What you will do
Search the records that follow and extract every line containing the string "provided".

Start Given data

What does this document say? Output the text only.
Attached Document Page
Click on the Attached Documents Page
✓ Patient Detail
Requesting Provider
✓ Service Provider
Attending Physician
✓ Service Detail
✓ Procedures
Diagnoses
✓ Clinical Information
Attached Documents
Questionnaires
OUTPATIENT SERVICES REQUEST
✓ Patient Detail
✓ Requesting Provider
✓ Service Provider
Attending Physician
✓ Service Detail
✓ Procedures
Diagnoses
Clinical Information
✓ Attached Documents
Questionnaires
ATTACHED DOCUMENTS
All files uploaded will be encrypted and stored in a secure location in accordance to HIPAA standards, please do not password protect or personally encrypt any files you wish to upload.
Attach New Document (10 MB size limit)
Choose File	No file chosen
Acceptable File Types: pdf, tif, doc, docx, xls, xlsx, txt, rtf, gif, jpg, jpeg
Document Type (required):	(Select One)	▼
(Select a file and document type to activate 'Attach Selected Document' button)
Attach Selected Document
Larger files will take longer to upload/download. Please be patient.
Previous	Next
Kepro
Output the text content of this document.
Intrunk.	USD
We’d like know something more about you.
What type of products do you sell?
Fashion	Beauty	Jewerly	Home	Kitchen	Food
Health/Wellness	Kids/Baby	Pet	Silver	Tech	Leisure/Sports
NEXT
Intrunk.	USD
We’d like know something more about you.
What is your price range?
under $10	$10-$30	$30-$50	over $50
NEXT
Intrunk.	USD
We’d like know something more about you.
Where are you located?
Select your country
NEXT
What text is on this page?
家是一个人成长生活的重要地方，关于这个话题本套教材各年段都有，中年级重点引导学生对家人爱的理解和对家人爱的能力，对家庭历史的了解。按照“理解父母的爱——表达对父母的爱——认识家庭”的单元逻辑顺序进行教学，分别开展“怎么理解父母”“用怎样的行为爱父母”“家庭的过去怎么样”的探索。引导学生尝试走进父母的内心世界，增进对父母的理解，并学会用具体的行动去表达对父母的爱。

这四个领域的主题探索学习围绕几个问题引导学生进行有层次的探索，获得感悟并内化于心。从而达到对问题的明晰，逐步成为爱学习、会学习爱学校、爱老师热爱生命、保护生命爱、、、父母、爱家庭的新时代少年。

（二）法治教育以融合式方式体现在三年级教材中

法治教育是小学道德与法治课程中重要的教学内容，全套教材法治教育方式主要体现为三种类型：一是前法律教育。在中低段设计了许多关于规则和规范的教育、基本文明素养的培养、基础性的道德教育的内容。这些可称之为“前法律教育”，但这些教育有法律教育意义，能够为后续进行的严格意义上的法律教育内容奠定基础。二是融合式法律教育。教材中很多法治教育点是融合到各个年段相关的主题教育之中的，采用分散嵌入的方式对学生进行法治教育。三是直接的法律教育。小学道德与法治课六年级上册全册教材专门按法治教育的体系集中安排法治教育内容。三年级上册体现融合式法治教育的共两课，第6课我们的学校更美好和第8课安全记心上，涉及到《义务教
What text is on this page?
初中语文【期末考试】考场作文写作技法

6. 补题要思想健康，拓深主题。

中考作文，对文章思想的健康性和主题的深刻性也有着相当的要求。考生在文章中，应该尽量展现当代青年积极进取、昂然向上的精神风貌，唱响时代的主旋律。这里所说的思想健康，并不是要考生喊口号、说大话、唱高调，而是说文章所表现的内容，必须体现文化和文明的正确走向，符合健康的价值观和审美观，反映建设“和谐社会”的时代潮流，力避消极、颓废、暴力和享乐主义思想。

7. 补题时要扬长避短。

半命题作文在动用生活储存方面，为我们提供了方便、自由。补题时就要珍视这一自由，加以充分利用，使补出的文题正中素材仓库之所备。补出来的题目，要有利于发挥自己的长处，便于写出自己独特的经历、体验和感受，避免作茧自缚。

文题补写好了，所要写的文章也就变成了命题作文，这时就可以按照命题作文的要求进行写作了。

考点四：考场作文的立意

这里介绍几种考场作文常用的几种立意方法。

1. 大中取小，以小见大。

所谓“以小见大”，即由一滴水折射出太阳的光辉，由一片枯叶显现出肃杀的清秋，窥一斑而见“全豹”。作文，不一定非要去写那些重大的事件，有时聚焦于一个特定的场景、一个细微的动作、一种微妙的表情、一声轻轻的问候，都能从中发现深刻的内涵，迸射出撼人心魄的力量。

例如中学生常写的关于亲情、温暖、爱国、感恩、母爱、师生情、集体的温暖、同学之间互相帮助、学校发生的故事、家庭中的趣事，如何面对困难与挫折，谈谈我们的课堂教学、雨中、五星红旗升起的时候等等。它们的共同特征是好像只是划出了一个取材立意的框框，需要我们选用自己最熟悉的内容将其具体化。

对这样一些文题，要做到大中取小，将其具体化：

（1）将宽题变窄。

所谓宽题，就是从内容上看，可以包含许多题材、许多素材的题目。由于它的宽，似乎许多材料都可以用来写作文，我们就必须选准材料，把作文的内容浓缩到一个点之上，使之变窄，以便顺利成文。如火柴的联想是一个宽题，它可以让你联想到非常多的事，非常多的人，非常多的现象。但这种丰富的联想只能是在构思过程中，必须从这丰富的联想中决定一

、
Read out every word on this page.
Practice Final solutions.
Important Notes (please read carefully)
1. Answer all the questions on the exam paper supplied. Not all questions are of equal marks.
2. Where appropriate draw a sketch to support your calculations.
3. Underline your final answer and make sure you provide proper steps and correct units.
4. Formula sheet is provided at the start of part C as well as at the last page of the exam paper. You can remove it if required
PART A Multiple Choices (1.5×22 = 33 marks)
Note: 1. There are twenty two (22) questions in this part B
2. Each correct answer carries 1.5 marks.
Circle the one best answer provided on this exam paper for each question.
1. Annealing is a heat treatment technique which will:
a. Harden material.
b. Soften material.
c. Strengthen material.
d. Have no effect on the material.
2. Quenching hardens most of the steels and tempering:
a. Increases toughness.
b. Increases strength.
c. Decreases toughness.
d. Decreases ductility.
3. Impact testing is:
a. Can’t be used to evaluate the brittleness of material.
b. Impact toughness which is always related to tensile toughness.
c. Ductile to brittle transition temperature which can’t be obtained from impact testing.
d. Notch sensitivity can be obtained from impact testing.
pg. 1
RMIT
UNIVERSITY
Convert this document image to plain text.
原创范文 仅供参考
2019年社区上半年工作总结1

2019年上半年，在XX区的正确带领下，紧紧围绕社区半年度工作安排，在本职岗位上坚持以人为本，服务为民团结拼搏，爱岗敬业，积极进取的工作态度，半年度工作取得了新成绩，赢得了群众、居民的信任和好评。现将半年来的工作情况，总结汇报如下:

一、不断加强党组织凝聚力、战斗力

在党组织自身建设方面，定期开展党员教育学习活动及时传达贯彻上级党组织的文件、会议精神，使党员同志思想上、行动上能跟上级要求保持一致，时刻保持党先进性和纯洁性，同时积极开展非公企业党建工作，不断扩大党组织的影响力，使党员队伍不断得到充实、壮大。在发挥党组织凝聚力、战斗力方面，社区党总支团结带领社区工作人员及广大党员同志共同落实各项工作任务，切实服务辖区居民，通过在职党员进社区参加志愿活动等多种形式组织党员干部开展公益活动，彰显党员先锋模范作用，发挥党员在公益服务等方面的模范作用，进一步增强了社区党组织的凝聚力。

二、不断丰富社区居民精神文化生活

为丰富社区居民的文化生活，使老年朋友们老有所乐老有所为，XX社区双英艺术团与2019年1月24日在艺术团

End Given data

Written response
4. Formula sheet is provided at the start of part C as well as at the last page of the exam paper. You can remove it if required
Circle the one best answer provided on this exam paper for each question.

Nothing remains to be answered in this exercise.